:: Material provided

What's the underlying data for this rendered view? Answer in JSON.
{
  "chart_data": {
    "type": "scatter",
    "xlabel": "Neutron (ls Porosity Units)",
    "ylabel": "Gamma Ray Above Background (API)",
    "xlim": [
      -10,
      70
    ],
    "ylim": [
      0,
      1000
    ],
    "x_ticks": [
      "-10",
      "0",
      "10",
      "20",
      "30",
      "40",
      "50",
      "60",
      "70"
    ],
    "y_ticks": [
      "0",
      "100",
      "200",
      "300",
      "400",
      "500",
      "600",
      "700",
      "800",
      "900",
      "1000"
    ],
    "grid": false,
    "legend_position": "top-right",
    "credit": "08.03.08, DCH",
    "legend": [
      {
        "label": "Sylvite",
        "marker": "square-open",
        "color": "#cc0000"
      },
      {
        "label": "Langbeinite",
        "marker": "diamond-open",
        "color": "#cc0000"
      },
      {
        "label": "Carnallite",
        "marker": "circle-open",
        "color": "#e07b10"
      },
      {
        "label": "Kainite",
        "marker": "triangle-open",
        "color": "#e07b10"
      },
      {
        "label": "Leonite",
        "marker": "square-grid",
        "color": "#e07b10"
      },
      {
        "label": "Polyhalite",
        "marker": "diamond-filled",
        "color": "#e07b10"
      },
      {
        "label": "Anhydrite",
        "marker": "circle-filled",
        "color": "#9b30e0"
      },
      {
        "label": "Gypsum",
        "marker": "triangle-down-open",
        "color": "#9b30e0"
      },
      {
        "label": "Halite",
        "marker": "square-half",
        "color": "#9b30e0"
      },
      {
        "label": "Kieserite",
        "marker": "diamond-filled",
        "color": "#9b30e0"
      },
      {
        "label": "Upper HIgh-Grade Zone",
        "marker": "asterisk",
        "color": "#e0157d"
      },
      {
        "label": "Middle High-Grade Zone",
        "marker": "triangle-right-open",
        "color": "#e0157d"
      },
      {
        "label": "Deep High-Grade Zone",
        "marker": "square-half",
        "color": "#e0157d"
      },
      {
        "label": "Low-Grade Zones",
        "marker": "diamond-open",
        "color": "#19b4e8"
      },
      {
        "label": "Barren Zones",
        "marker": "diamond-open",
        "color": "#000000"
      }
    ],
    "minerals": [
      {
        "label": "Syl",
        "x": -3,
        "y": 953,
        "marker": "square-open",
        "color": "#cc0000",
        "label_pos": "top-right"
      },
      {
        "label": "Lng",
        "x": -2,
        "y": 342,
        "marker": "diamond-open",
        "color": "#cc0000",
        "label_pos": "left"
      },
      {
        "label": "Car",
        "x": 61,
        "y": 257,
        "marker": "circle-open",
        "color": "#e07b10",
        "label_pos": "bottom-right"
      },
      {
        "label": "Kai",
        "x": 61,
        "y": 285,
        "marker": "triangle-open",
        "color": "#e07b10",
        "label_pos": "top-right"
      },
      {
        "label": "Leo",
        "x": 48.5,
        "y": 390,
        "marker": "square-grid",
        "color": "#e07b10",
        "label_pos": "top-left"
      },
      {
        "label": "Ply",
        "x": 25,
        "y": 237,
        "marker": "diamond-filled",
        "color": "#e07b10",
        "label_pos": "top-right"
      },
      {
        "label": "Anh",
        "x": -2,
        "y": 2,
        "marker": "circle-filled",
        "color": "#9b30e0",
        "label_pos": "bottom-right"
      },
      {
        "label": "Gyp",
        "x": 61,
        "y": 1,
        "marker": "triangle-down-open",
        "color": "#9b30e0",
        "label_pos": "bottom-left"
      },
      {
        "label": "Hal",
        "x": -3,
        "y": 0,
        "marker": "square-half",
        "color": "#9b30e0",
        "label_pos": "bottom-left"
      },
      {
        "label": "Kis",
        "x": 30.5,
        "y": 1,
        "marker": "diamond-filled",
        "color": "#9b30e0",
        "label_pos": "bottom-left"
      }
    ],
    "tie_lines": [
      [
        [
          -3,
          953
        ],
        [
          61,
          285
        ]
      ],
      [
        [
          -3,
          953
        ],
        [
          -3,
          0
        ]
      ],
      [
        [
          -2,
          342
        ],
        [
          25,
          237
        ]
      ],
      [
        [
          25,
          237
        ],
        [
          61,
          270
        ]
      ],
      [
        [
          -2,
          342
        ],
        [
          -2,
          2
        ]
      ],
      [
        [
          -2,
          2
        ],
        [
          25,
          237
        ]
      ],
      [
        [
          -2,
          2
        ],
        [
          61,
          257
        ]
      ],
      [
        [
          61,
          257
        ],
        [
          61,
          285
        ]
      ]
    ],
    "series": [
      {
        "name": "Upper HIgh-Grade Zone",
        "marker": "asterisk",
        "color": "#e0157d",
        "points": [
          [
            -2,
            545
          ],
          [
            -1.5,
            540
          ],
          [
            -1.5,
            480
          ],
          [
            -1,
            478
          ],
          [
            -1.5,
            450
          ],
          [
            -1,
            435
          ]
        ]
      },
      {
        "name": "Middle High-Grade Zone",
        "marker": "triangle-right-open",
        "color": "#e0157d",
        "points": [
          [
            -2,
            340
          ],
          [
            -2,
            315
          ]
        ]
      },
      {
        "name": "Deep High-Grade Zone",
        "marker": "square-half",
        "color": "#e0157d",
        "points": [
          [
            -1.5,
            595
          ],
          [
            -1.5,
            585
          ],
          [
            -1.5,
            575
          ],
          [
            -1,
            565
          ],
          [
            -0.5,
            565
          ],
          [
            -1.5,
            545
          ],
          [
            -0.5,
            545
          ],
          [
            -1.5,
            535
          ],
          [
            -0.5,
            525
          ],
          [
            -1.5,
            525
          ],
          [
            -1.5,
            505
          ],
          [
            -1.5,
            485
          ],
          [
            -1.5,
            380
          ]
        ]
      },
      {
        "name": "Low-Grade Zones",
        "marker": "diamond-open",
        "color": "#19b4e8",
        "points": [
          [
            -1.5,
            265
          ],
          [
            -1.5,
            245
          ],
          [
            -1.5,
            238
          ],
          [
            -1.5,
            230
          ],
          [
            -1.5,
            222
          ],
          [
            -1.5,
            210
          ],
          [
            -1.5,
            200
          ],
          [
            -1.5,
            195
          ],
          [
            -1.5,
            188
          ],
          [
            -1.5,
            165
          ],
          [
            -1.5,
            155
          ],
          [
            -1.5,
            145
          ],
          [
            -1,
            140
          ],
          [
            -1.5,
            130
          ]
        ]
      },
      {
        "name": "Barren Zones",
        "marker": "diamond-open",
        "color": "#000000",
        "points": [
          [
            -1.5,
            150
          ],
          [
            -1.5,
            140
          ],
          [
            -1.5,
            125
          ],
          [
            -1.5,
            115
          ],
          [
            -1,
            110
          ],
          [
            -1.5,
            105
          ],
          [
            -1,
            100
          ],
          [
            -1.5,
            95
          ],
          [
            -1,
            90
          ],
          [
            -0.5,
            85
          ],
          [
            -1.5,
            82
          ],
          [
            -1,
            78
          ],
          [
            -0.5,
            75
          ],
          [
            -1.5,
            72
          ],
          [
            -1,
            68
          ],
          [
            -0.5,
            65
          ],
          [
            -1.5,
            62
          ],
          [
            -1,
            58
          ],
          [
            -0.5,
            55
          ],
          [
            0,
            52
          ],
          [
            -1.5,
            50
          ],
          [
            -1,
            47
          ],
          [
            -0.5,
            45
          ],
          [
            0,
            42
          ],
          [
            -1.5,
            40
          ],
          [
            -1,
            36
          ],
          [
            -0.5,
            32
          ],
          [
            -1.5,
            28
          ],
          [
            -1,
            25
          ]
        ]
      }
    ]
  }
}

::::

■ Goal:
From the records above, extract every entry exactly as given.

■ The output:
What's the underlying data for this rendered view? Answer in JSON.
{
  "chart_data": {
    "type": "scatter",
    "xlabel": "Neutron (ls Porosity Units)",
    "ylabel": "Gamma Ray Above Background (API)",
    "xlim": [
      -10,
      70
    ],
    "ylim": [
      0,
      1000
    ],
    "x_ticks": [
      "-10",
      "0",
      "10",
      "20",
      "30",
      "40",
      "50",
      "60",
      "70"
    ],
    "y_ticks": [
      "0",
      "100",
      "200",
      "300",
      "400",
      "500",
      "600",
      "700",
      "800",
      "900",
      "1000"
    ],
    "grid": false,
    "legend_position": "top-right",
    "credit": "08.03.08, DCH",
    "legend": [
      {
        "label": "Sylvite",
        "marker": "square-open",
        "color": "#cc0000"
      },
      {
        "label": "Langbeinite",
        "marker": "diamond-open",
        "color": "#cc0000"
      },
      {
        "label": "Carnallite",
        "marker": "circle-open",
        "color": "#e07b10"
      },
      {
        "label": "Kainite",
        "marker": "triangle-open",
        "color": "#e07b10"
      },
      {
        "label": "Leonite",
        "marker": "square-grid",
        "color": "#e07b10"
      },
      {
        "label": "Polyhalite",
        "marker": "diamond-filled",
        "color": "#e07b10"
      },
      {
        "label": "Anhydrite",
        "marker": "circle-filled",
        "color": "#9b30e0"
      },
      {
        "label": "Gypsum",
        "marker": "triangle-down-open",
        "color": "#9b30e0"
      },
      {
        "label": "Halite",
        "marker": "square-half",
        "color": "#9b30e0"
      },
      {
        "label": "Kieserite",
        "marker": "diamond-filled",
        "color": "#9b30e0"
      },
      {
        "label": "Upper HIgh-Grade Zone",
        "marker": "asterisk",
        "color": "#e0157d"
      },
      {
        "label": "Middle High-Grade Zone",
        "marker": "triangle-right-open",
        "color": "#e0157d"
      },
      {
        "label": "Deep High-Grade Zone",
        "marker": "square-half",
        "color": "#e0157d"
      },
      {
        "label": "Low-Grade Zones",
        "marker": "diamond-open",
        "color": "#19b4e8"
      },
      {
        "label": "Barren Zones",
        "marker": "diamond-open",
        "color": "#000000"
      }
    ],
    "minerals": [
      {
        "label": "Syl",
        "x": -3,
        "y": 953,
        "marker": "square-open",
        "color": "#cc0000",
        "label_pos": "top-right"
      },
      {
        "label": "Lng",
        "x": -2,
        "y": 342,
        "marker": "diamond-open",
        "color": "#cc0000",
        "label_pos": "left"
      },
      {
        "label": "Car",
        "x": 61,
        "y": 257,
        "marker": "circle-open",
        "color": "#e07b10",
        "label_pos": "bottom-right"
      },
      {
        "label": "Kai",
        "x": 61,
        "y": 285,
        "marker": "triangle-open",
        "color": "#e07b10",
        "label_pos": "top-right"
      },
      {
        "label": "Leo",
        "x": 48.5,
        "y": 390,
        "marker": "square-grid",
        "color": "#e07b10",
        "label_pos": "top-left"
      },
      {
        "label": "Ply",
        "x": 25,
        "y": 237,
        "marker": "diamond-filled",
        "color": "#e07b10",
        "label_pos": "top-right"
      },
      {
        "label": "Anh",
        "x": -2,
        "y": 2,
        "marker": "circle-filled",
        "color": "#9b30e0",
        "label_pos": "bottom-right"
      },
      {
        "label": "Gyp",
        "x": 61,
        "y": 1,
        "marker": "triangle-down-open",
        "color": "#9b30e0",
        "label_pos": "bottom-left"
      },
      {
        "label": "Hal",
        "x": -3,
        "y": 0,
        "marker": "square-half",
        "color": "#9b30e0",
        "label_pos": "bottom-left"
      },
      {
        "label": "Kis",
        "x": 30.5,
        "y": 1,
        "marker": "diamond-filled",
        "color": "#9b30e0",
        "label_pos": "bottom-left"
      }
    ],
    "tie_lines": [
      [
        [
          -3,
          953
        ],
        [
          61,
          285
        ]
      ],
      [
        [
          -3,
          953
        ],
        [
          -3,
          0
        ]
      ],
      [
        [
          -2,
          342
        ],
        [
          25,
          237
        ]
      ],
      [
        [
          25,
          237
        ],
        [
          61,
          270
        ]
      ],
      [
        [
          -2,
          342
        ],
        [
          -2,
          2
        ]
      ],
      [
        [
          -2,
          2
        ],
        [
          25,
          237
        ]
      ],
      [
        [
          -2,
          2
        ],
        [
          61,
          257
        ]
      ],
      [
        [
          61,
          257
        ],
        [
          61,
          285
        ]
      ]
    ],
    "series": [
      {
        "name": "Upper HIgh-Grade Zone",
        "marker": "asterisk",
        "color": "#e0157d",
        "points": [
          [
            -2,
            545
          ],
          [
            -1.5,
            540
          ],
          [
            -1.5,
            480
          ],
          [
            -1,
            478
          ],
          [
            -1.5,
            450
          ],
          [
            -1,
            435
          ]
        ]
      },
      {
        "name": "Middle High-Grade Zone",
        "marker": "triangle-right-open",
        "color": "#e0157d",
        "points": [
          [
            -2,
            340
          ],
          [
            -2,
            315
          ]
        ]
      },
      {
        "name": "Deep High-Grade Zone",
        "marker": "square-half",
        "color": "#e0157d",
        "points": [
          [
            -1.5,
            595
          ],
          [
            -1.5,
            585
          ],
          [
            -1.5,
            575
          ],
          [
            -1,
            565
          ],
          [
            -0.5,
            565
          ],
          [
            -1.5,
            545
          ],
          [
            -0.5,
            545
          ],
          [
            -1.5,
            535
          ],
          [
            -0.5,
            525
          ],
          [
            -1.5,
            525
          ],
          [
            -1.5,
            505
          ],
          [
            -1.5,
            485
          ],
          [
            -1.5,
            380
          ]
        ]
      },
      {
        "name": "Low-Grade Zones",
        "marker": "diamond-open",
        "color": "#19b4e8",
        "points": [
          [
            -1.5,
            265
          ],
          [
            -1.5,
            245
          ],
          [
            -1.5,
            238
          ],
          [
            -1.5,
            230
          ],
          [
            -1.5,
            222
          ],
          [
            -1.5,
            210
          ],
          [
            -1.5,
            200
          ],
          [
            -1.5,
            195
          ],
          [
            -1.5,
            188
          ],
          [
            -1.5,
            165
          ],
          [
            -1.5,
            155
          ],
          [
            -1.5,
            145
          ],
          [
            -1,
            140
          ],
          [
            -1.5,
            130
          ]
        ]
      },
      {
        "name": "Barren Zones",
        "marker": "diamond-open",
        "color": "#000000",
        "points": [
          [
            -1.5,
            150
          ],
          [
            -1.5,
            140
          ],
          [
            -1.5,
            125
          ],
          [
            -1.5,
            115
          ],
          [
            -1,
            110
          ],
          [
            -1.5,
            105
          ],
          [
            -1,
            100
          ],
          [
            -1.5,
            95
          ],
          [
            -1,
            90
          ],
          [
            -0.5,
            85
          ],
          [
            -1.5,
            82
          ],
          [
            -1,
            78
          ],
          [
            -0.5,
            75
          ],
          [
            -1.5,
            72
          ],
          [
            -1,
            68
          ],
          [
            -0.5,
            65
          ],
          [
            -1.5,
            62
          ],
          [
            -1,
            58
          ],
          [
            -0.5,
            55
          ],
          [
            0,
            52
          ],
          [
            -1.5,
            50
          ],
          [
            -1,
            47
          ],
          [
            -0.5,
            45
          ],
          [
            0,
            42
          ],
          [
            -1.5,
            40
          ],
          [
            -1,
            36
          ],
          [
            -0.5,
            32
          ],
          [
            -1.5,
            28
          ],
          [
            -1,
            25
          ]
        ]
      }
    ]
  }
}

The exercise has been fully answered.